• **Come procedere**
Nella notizia sul Golden power riportata più avanti, spiega perché il governo estende i propri poteri speciali alle operazioni compiute da aziende extra europee nei settori ad alta tecnologia.

• **Estratto**
========
13 ottobre 2017 / 17:36 / 2 mesi fa

Governo estende Golden power a soggetti extra Ue in settori high tech

ROMA, 13 ottobre (Reuters) - Il governo estende i propri poteri speciali anche a operazioni compiute da aziende extra europee nei settori ad alta tecnologia per potenziare la tutela della sicurezza e dell‘ordine pubblico.

Lo rende noto il comunicato del Consiglio dei ministri di oggi che ha inserito la norma nel decreto fiscale.

Vengono poi estese anche al settore dell‘alta tecnologia le sanzioni per mancata notifica già previste per comunicazioni, trasporti ed energia.

“Si è provveduto ad estendere, con esclusivo riferimento alle ipotesi di operazioni poste in essere da soggetti esterni all‘Ue, l‘ambito di applicazione dei poteri speciali nel quadro della garanzia della sicurezza ed ordine pubblico”, spiega la nota citando i settori ad alta intensità tecnologica che comprendono “le infrastrutture critiche o sensibili, tra cui immagazzinamento e gestione dati e le tecnologie critiche, compresa l‘intelligenza artificiale, la robotica, i semiconduttori, le tecnologie con potenziali applicazioni a doppio uso, la sicurezza in rete, la tecnologia spaziale o nucleare”.
========
Elementi memorizzati
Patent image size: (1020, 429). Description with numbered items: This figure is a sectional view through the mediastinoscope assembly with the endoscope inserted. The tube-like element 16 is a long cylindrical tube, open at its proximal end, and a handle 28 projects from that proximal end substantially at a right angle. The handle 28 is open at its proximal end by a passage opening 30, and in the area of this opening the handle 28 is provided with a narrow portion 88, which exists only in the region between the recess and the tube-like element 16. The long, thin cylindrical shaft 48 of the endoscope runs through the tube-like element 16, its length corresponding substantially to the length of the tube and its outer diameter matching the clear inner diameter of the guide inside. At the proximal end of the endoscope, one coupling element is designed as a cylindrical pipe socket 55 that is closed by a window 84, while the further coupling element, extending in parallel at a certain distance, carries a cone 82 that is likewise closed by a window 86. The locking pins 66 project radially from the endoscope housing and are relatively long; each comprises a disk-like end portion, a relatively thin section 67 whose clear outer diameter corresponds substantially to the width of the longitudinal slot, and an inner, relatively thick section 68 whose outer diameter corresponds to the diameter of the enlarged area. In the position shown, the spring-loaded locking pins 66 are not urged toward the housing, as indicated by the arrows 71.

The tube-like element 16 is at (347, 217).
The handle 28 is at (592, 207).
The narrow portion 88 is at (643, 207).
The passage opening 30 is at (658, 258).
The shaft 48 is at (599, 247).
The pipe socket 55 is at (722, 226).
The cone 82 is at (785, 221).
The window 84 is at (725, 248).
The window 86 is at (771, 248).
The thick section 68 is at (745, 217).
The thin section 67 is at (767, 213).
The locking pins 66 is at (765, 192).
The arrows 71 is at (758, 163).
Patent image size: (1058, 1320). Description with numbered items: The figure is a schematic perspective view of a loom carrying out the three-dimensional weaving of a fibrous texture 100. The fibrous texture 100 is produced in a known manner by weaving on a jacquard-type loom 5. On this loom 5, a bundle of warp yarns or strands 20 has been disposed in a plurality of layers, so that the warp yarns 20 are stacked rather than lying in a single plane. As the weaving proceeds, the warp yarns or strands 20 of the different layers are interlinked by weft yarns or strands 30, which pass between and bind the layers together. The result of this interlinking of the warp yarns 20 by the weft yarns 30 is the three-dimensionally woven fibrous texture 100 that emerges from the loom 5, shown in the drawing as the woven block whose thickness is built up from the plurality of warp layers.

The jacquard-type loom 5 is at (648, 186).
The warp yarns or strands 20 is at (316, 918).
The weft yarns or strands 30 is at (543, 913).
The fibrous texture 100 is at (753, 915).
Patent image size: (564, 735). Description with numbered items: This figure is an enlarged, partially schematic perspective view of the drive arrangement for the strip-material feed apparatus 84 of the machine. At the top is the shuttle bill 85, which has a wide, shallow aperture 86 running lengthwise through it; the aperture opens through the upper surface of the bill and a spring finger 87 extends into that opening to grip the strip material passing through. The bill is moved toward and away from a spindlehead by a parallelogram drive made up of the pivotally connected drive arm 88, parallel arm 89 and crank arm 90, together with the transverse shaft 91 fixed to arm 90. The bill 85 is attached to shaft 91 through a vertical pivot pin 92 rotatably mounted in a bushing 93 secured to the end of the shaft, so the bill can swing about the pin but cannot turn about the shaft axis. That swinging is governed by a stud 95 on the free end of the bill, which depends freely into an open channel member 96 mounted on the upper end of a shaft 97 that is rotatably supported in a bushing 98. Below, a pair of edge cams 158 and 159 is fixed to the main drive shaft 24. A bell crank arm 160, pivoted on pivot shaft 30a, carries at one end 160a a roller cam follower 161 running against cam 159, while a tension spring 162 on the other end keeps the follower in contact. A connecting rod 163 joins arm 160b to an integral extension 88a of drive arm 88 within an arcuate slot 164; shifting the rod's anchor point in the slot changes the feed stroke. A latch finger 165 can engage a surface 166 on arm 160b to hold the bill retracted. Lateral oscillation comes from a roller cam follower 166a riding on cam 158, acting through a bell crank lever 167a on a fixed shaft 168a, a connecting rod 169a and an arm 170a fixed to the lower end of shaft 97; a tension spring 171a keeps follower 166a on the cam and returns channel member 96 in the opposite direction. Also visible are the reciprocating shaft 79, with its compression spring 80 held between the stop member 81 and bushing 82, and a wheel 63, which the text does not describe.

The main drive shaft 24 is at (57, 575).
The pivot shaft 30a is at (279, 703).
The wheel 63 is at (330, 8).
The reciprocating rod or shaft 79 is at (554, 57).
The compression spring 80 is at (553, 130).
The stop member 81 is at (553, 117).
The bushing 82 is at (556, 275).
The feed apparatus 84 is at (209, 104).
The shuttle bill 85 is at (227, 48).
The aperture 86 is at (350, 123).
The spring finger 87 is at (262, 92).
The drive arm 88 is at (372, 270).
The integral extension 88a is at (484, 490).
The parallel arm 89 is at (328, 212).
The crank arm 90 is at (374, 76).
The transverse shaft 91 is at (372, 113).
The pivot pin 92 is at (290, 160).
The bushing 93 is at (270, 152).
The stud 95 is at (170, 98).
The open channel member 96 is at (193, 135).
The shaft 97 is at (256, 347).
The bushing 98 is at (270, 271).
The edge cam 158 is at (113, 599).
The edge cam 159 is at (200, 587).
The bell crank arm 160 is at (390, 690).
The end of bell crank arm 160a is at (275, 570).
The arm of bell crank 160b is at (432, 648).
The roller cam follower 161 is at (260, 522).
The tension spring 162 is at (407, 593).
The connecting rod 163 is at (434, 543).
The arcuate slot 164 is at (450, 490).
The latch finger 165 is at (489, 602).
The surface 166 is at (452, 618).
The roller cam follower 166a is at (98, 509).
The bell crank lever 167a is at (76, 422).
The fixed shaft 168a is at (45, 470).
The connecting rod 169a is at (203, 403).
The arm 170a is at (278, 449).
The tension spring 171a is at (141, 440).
========
• **Risultato dell'esercizio**
Il governo estende i propri poteri speciali a queste operazioni per potenziare la tutela della sicurezza e dell'ordine pubblico.